Instruction:
Could you write out every entry exactly as it stands?

Entries shown:
** start **
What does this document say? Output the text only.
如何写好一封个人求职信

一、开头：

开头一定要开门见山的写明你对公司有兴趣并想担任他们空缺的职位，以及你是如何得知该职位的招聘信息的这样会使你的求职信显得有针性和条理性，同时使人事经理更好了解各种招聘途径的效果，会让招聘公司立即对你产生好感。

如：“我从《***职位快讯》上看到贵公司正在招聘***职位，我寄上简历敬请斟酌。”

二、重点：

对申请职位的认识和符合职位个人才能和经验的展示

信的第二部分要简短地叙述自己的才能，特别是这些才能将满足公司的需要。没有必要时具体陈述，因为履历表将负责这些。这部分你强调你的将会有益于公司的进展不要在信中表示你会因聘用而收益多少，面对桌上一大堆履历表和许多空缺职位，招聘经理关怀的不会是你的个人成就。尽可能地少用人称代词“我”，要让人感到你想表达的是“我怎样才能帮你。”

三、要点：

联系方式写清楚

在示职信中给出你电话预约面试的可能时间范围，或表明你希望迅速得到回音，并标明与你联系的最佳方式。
** end **
Result for this task:
What does this document say? Output the text only.
如何写好一封个人求职信

一、开头：

开头一定要开门见山的写明你对公司有兴趣并想担任他们空缺的职位，以及你是如何得知该职位的招聘信息的这样会使你的求职信显得有针性和条理性，同时使人事经理更好了解各种招聘途径的效果，会让招聘公司立即对你产生好感。

如：“我从《***职位快讯》上看到贵公司正在招聘***职位，我寄上简历敬请斟酌。”

二、重点：

对申请职位的认识和符合职位个人才能和经验的展示

信的第二部分要简短地叙述自己的才能，特别是这些才能将满足公司的需要。没有必要时具体陈述，因为履历表将负责这些。这部分你强调你的将会有益于公司的进展不要在信中表示你会因聘用而收益多少，面对桌上一大堆履历表和许多空缺职位，招聘经理关怀的不会是你的个人成就。尽可能地少用人称代词“我”，要让人感到你想表达的是“我怎样才能帮你。”

三、要点：

联系方式写清楚

在示职信中给出你电话预约面试的可能时间范围，或表明你希望迅速得到回音，并标明与你联系的最佳方式。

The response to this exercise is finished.